• **To do**: Pick out every line in the data below that holds "true".

• **Records for the task**:
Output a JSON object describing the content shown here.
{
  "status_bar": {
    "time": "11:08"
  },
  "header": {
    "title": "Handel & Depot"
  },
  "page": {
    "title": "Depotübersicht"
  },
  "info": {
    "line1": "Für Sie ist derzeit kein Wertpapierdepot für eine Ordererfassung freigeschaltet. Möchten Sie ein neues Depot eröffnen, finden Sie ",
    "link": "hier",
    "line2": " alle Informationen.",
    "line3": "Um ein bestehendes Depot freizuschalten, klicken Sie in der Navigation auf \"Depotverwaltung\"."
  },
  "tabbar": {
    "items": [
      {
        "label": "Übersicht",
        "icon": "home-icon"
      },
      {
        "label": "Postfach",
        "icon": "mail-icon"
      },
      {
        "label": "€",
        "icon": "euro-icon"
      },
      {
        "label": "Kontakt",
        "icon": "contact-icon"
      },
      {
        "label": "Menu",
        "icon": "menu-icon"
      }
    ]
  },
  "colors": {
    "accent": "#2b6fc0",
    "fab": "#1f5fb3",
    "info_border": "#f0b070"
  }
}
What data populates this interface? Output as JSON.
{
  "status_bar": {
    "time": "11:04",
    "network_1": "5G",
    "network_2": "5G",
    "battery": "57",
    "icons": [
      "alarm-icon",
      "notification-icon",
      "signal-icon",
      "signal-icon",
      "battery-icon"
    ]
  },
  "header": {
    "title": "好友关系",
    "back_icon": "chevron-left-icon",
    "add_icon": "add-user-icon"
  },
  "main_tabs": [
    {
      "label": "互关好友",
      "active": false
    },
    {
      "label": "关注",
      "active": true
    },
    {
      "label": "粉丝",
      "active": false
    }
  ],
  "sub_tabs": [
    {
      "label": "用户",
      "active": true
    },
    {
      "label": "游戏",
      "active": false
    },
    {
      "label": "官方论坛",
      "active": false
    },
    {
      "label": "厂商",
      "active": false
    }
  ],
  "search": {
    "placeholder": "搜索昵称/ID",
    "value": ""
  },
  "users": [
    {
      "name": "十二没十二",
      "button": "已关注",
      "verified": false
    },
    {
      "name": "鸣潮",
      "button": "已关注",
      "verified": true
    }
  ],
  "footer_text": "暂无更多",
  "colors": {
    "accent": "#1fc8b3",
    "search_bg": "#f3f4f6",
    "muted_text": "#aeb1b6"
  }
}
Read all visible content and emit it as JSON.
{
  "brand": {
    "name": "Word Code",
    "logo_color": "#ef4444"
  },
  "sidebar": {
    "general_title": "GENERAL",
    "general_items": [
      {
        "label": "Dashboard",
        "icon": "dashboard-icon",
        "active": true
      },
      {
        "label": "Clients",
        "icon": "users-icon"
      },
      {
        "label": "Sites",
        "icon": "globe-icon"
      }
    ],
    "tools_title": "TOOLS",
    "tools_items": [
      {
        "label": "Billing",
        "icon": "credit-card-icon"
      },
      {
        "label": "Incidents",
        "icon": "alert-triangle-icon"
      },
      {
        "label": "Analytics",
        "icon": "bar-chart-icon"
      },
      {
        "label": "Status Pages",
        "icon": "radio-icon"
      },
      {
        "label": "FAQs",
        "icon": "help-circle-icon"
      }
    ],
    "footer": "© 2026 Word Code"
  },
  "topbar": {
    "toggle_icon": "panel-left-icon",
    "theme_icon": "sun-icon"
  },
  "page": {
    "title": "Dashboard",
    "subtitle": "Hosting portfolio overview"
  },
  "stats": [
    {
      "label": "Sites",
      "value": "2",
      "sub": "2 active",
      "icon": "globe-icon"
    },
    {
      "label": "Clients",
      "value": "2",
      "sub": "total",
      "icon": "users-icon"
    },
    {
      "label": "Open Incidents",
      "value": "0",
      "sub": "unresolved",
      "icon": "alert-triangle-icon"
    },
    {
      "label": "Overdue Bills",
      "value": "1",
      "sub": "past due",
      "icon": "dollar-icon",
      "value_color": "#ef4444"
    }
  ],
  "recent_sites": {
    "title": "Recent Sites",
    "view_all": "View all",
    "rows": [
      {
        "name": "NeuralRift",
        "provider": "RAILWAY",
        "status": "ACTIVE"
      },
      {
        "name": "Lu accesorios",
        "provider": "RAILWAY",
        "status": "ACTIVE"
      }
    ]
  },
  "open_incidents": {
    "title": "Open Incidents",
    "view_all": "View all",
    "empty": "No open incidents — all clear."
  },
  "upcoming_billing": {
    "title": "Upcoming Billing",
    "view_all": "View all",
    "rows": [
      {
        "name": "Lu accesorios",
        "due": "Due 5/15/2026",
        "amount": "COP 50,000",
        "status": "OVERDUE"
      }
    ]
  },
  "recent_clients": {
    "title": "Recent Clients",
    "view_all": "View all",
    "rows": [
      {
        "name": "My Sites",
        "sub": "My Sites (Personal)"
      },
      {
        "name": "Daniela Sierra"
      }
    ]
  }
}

• **Exercise answer**:
      "active": true
      "active": true
      "verified": true
        "active": true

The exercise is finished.